Excerpts from a figure dataset:
※ ※ ※

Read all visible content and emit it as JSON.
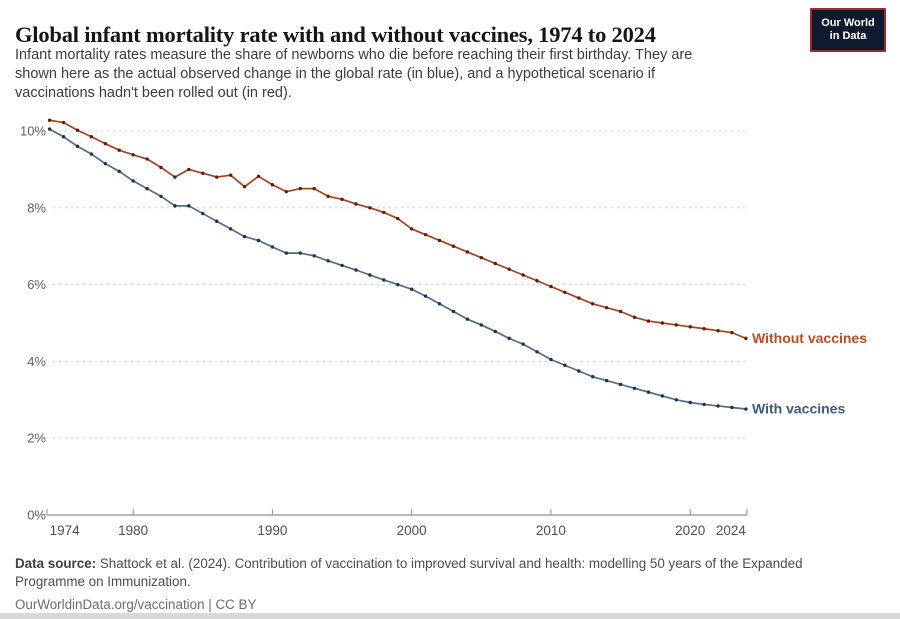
{
  "header": {
    "title": "Global infant mortality rate with and without vaccines, 1974 to 2024",
    "subtitle_lines": [
      "Infant mortality rates measure the share of newborns who die before reaching their first birthday. They are",
      "shown here as the actual observed change in the global rate (in blue), and a hypothetical scenario if",
      "vaccinations hadn't been rolled out (in red)."
    ],
    "logo": {
      "line1": "Our World",
      "line2": "in Data",
      "bg_color": "#101a2e",
      "border_color": "#9e2a2b"
    }
  },
  "chart_data": {
    "type": "line",
    "title": "Global infant mortality rate with and without vaccines, 1974 to 2024",
    "xlabel": "",
    "ylabel": "",
    "ylim": [
      0,
      10.5
    ],
    "grid": "horizontal-dashed",
    "legend_position": "end-of-line-labels",
    "yticks": [
      0,
      2,
      4,
      6,
      8,
      10
    ],
    "ytick_labels": [
      "0%",
      "2%",
      "4%",
      "6%",
      "8%",
      "10%"
    ],
    "xticks": [
      1980,
      1990,
      2000,
      2010,
      2020
    ],
    "xlabel_years": [
      1974,
      1980,
      1990,
      2000,
      2010,
      2020,
      2024
    ],
    "xlabel_texts": [
      "1974",
      "1980",
      "1990",
      "2000",
      "2010",
      "2020",
      "2024"
    ],
    "x": [
      1974,
      1975,
      1976,
      1977,
      1978,
      1979,
      1980,
      1981,
      1982,
      1983,
      1984,
      1985,
      1986,
      1987,
      1988,
      1989,
      1990,
      1991,
      1992,
      1993,
      1994,
      1995,
      1996,
      1997,
      1998,
      1999,
      2000,
      2001,
      2002,
      2003,
      2004,
      2005,
      2006,
      2007,
      2008,
      2009,
      2010,
      2011,
      2012,
      2013,
      2014,
      2015,
      2016,
      2017,
      2018,
      2019,
      2020,
      2021,
      2022,
      2023,
      2024
    ],
    "series": [
      {
        "name": "without-vaccines",
        "label": "Without vaccines",
        "color_line": "#a5431f",
        "color_dot": "#58200d",
        "color_label": "#b94e22",
        "values": [
          10.28,
          10.22,
          10.02,
          9.85,
          9.67,
          9.5,
          9.38,
          9.27,
          9.05,
          8.8,
          9.0,
          8.9,
          8.8,
          8.85,
          8.55,
          8.82,
          8.6,
          8.42,
          8.5,
          8.5,
          8.3,
          8.22,
          8.1,
          8.0,
          7.88,
          7.72,
          7.45,
          7.3,
          7.15,
          7.0,
          6.85,
          6.7,
          6.55,
          6.4,
          6.25,
          6.1,
          5.95,
          5.8,
          5.65,
          5.5,
          5.4,
          5.3,
          5.15,
          5.05,
          5.0,
          4.95,
          4.9,
          4.85,
          4.8,
          4.75,
          4.6
        ]
      },
      {
        "name": "with-vaccines",
        "label": "With vaccines",
        "color_line": "#4f6d8d",
        "color_dot": "#22313f",
        "color_label": "#3c5a7e",
        "values": [
          10.05,
          9.85,
          9.6,
          9.4,
          9.15,
          8.95,
          8.7,
          8.5,
          8.3,
          8.05,
          8.05,
          7.85,
          7.65,
          7.45,
          7.25,
          7.15,
          6.98,
          6.82,
          6.82,
          6.75,
          6.62,
          6.5,
          6.38,
          6.25,
          6.12,
          6.0,
          5.88,
          5.7,
          5.5,
          5.3,
          5.1,
          4.95,
          4.78,
          4.6,
          4.45,
          4.25,
          4.05,
          3.9,
          3.75,
          3.6,
          3.5,
          3.4,
          3.3,
          3.2,
          3.1,
          3.0,
          2.93,
          2.88,
          2.84,
          2.8,
          2.76
        ]
      }
    ]
  },
  "footer": {
    "source_label": "Data source:",
    "source_text": " Shattock et al. (2024). Contribution of vaccination to improved survival and health: modelling 50 years of the Expanded Programme on Immunization.",
    "license_line": "OurWorldinData.org/vaccination | CC BY"
  }
}
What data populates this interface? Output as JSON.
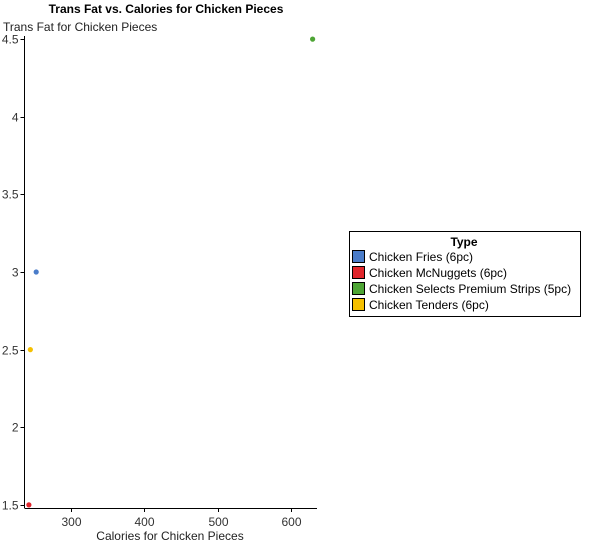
{
  "chart_data": {
    "type": "scatter",
    "title": "Trans Fat vs. Calories for Chicken Pieces",
    "xlabel": "Calories for Chicken Pieces",
    "ylabel": "Trans Fat for Chicken Pieces",
    "xlim": [
      236,
      636
    ],
    "ylim": [
      1.48,
      4.52
    ],
    "xticks": [
      300,
      400,
      500,
      600
    ],
    "yticks": [
      1.5,
      2,
      2.5,
      3,
      3.5,
      4,
      4.5
    ],
    "legend": {
      "title": "Type",
      "position": "right"
    },
    "series": [
      {
        "name": "Chicken Fries (6pc)",
        "color": "#4a7cc9",
        "points": [
          {
            "x": 252,
            "y": 3.0
          }
        ]
      },
      {
        "name": "Chicken McNuggets (6pc)",
        "color": "#e0262c",
        "points": [
          {
            "x": 242,
            "y": 1.5
          }
        ]
      },
      {
        "name": "Chicken Selects Premium Strips (5pc)",
        "color": "#4ea535",
        "points": [
          {
            "x": 630,
            "y": 4.5
          }
        ]
      },
      {
        "name": "Chicken Tenders (6pc)",
        "color": "#f5c000",
        "points": [
          {
            "x": 244,
            "y": 2.5
          }
        ]
      }
    ]
  }
}
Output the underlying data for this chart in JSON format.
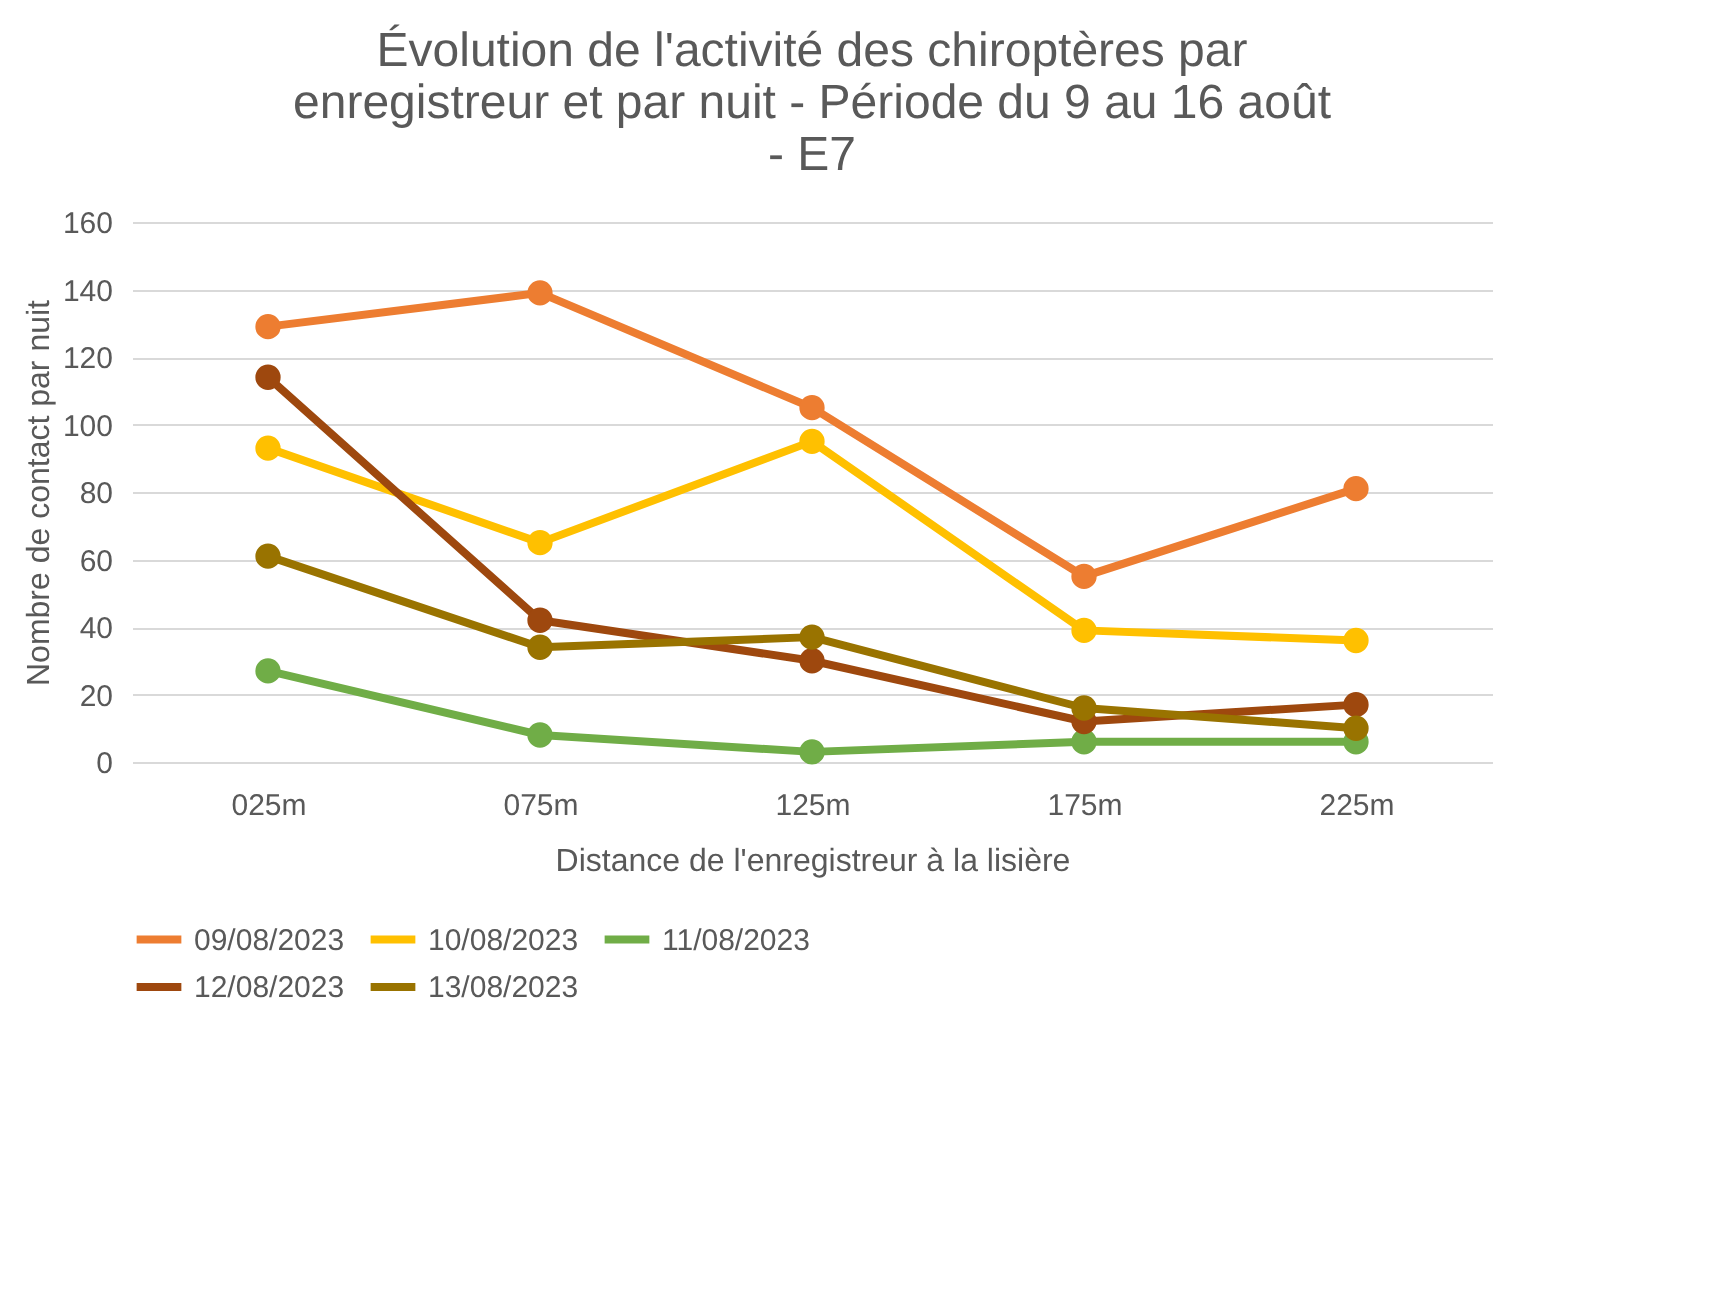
{
  "chart_data": {
    "type": "line",
    "title": "Évolution de l'activité des chiroptères par enregistreur et par nuit - Période du 9 au 16 août - E7",
    "xlabel": "Distance de l'enregistreur à la lisière",
    "ylabel": "Nombre de contact par nuit",
    "categories": [
      "025m",
      "075m",
      "125m",
      "175m",
      "225m"
    ],
    "series": [
      {
        "name": "09/08/2023",
        "color": "#ed7d31",
        "values": [
          129,
          139,
          105,
          55,
          81
        ]
      },
      {
        "name": "10/08/2023",
        "color": "#ffc000",
        "values": [
          93,
          65,
          95,
          39,
          36
        ]
      },
      {
        "name": "11/08/2023",
        "color": "#70ad47",
        "values": [
          27,
          8,
          3,
          6,
          6
        ]
      },
      {
        "name": "12/08/2023",
        "color": "#9e480e",
        "values": [
          114,
          42,
          30,
          12,
          17
        ]
      },
      {
        "name": "13/08/2023",
        "color": "#997300",
        "values": [
          61,
          34,
          37,
          16,
          10
        ]
      }
    ],
    "ylim": [
      0,
      160
    ],
    "yticks": [
      0,
      20,
      40,
      60,
      80,
      100,
      120,
      140,
      160
    ],
    "grid": "y",
    "legend": "bottom",
    "marker": "circle",
    "line_style": "solid"
  }
}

※ ※ ※

[Exercise description]: Please set down each line of the data above exactly as written, without the pictures.

[Final result]:
Read all visible content and emit it as JSON.
{
  "header": {
    "title": "Global infant mortality rate with and without vaccines, 1974 to 2024",
    "subtitle_lines": [
      "Infant mortality rates measure the share of newborns who die before reaching their first birthday. They are",
      "shown here as the actual observed change in the global rate (in blue), and a hypothetical scenario if",
      "vaccinations hadn't been rolled out (in red)."
    ],
    "logo": {
      "line1": "Our World",
      "line2": "in Data",
      "bg_color": "#101a2e",
      "border_color": "#9e2a2b"
    }
  },
  "chart_data": {
    "type": "line",
    "title": "Global infant mortality rate with and without vaccines, 1974 to 2024",
    "xlabel": "",
    "ylabel": "",
    "ylim": [
      0,
      10.5
    ],
    "grid": "horizontal-dashed",
    "legend_position": "end-of-line-labels",
    "yticks": [
      0,
      2,
      4,
      6,
      8,
      10
    ],
    "ytick_labels": [
      "0%",
      "2%",
      "4%",
      "6%",
      "8%",
      "10%"
    ],
    "xticks": [
      1980,
      1990,
      2000,
      2010,
      2020
    ],
    "xlabel_years": [
      1974,
      1980,
      1990,
      2000,
      2010,
      2020,
      2024
    ],
    "xlabel_texts": [
      "1974",
      "1980",
      "1990",
      "2000",
      "2010",
      "2020",
      "2024"
    ],
    "x": [
      1974,
      1975,
      1976,
      1977,
      1978,
      1979,
      1980,
      1981,
      1982,
      1983,
      1984,
      1985,
      1986,
      1987,
      1988,
      1989,
      1990,
      1991,
      1992,
      1993,
      1994,
      1995,
      1996,
      1997,
      1998,
      1999,
      2000,
      2001,
      2002,
      2003,
      2004,
      2005,
      2006,
      2007,
      2008,
      2009,
      2010,
      2011,
      2012,
      2013,
      2014,
      2015,
      2016,
      2017,
      2018,
      2019,
      2020,
      2021,
      2022,
      2023,
      2024
    ],
    "series": [
      {
        "name": "without-vaccines",
        "label": "Without vaccines",
        "color_line": "#a5431f",
        "color_dot": "#58200d",
        "color_label": "#b94e22",
        "values": [
          10.28,
          10.22,
          10.02,
          9.85,
          9.67,
          9.5,
          9.38,
          9.27,
          9.05,
          8.8,
          9.0,
          8.9,
          8.8,
          8.85,
          8.55,
          8.82,
          8.6,
          8.42,
          8.5,
          8.5,
          8.3,
          8.22,
          8.1,
          8.0,
          7.88,
          7.72,
          7.45,
          7.3,
          7.15,
          7.0,
          6.85,
          6.7,
          6.55,
          6.4,
          6.25,
          6.1,
          5.95,
          5.8,
          5.65,
          5.5,
          5.4,
          5.3,
          5.15,
          5.05,
          5.0,
          4.95,
          4.9,
          4.85,
          4.8,
          4.75,
          4.6
        ]
      },
      {
        "name": "with-vaccines",
        "label": "With vaccines",
        "color_line": "#4f6d8d",
        "color_dot": "#22313f",
        "color_label": "#3c5a7e",
        "values": [
          10.05,
          9.85,
          9.6,
          9.4,
          9.15,
          8.95,
          8.7,
          8.5,
          8.3,
          8.05,
          8.05,
          7.85,
          7.65,
          7.45,
          7.25,
          7.15,
          6.98,
          6.82,
          6.82,
          6.75,
          6.62,
          6.5,
          6.38,
          6.25,
          6.12,
          6.0,
          5.88,
          5.7,
          5.5,
          5.3,
          5.1,
          4.95,
          4.78,
          4.6,
          4.45,
          4.25,
          4.05,
          3.9,
          3.75,
          3.6,
          3.5,
          3.4,
          3.3,
          3.2,
          3.1,
          3.0,
          2.93,
          2.88,
          2.84,
          2.8,
          2.76
        ]
      }
    ]
  },
  "footer": {
    "source_label": "Data source:",
    "source_text": " Shattock et al. (2024). Contribution of vaccination to improved survival and health: modelling 50 years of the Expanded Programme on Immunization.",
    "license_line": "OurWorldinData.org/vaccination | CC BY"
  }
}
What data populates this interface? Output as JSON.
{
  "chart_data": {
    "type": "scatter",
    "title": "Trans Fat vs. Calories for Chicken Pieces",
    "xlabel": "Calories for Chicken Pieces",
    "ylabel": "Trans Fat for Chicken Pieces",
    "xlim": [
      236,
      636
    ],
    "ylim": [
      1.48,
      4.52
    ],
    "xticks": [
      300,
      400,
      500,
      600
    ],
    "yticks": [
      1.5,
      2,
      2.5,
      3,
      3.5,
      4,
      4.5
    ],
    "legend": {
      "title": "Type",
      "position": "right"
    },
    "series": [
      {
        "name": "Chicken Fries (6pc)",
        "color": "#4a7cc9",
        "points": [
          {
            "x": 252,
            "y": 3.0
          }
        ]
      },
      {
        "name": "Chicken McNuggets (6pc)",
        "color": "#e0262c",
        "points": [
          {
            "x": 242,
            "y": 1.5
          }
        ]
      },
      {
        "name": "Chicken Selects Premium Strips (5pc)",
        "color": "#4ea535",
        "points": [
          {
            "x": 630,
            "y": 4.5
          }
        ]
      },
      {
        "name": "Chicken Tenders (6pc)",
        "color": "#f5c000",
        "points": [
          {
            "x": 244,
            "y": 2.5
          }
        ]
      }
    ]
  }
}
Output the underlying data for this chart in JSON format.
{
  "chart_data": {
    "type": "line",
    "title": "Évolution de l'activité des chiroptères par enregistreur et par nuit - Période du 9 au 16 août - E7",
    "xlabel": "Distance de l'enregistreur à la lisière",
    "ylabel": "Nombre de contact par nuit",
    "categories": [
      "025m",
      "075m",
      "125m",
      "175m",
      "225m"
    ],
    "series": [
      {
        "name": "09/08/2023",
        "color": "#ed7d31",
        "values": [
          129,
          139,
          105,
          55,
          81
        ]
      },
      {
        "name": "10/08/2023",
        "color": "#ffc000",
        "values": [
          93,
          65,
          95,
          39,
          36
        ]
      },
      {
        "name": "11/08/2023",
        "color": "#70ad47",
        "values": [
          27,
          8,
          3,
          6,
          6
        ]
      },
      {
        "name": "12/08/2023",
        "color": "#9e480e",
        "values": [
          114,
          42,
          30,
          12,
          17
        ]
      },
      {
        "name": "13/08/2023",
        "color": "#997300",
        "values": [
          61,
          34,
          37,
          16,
          10
        ]
      }
    ],
    "ylim": [
      0,
      160
    ],
    "yticks": [
      0,
      20,
      40,
      60,
      80,
      100,
      120,
      140,
      160
    ],
    "grid": "y",
    "legend": "bottom",
    "marker": "circle",
    "line_style": "solid"
  }
}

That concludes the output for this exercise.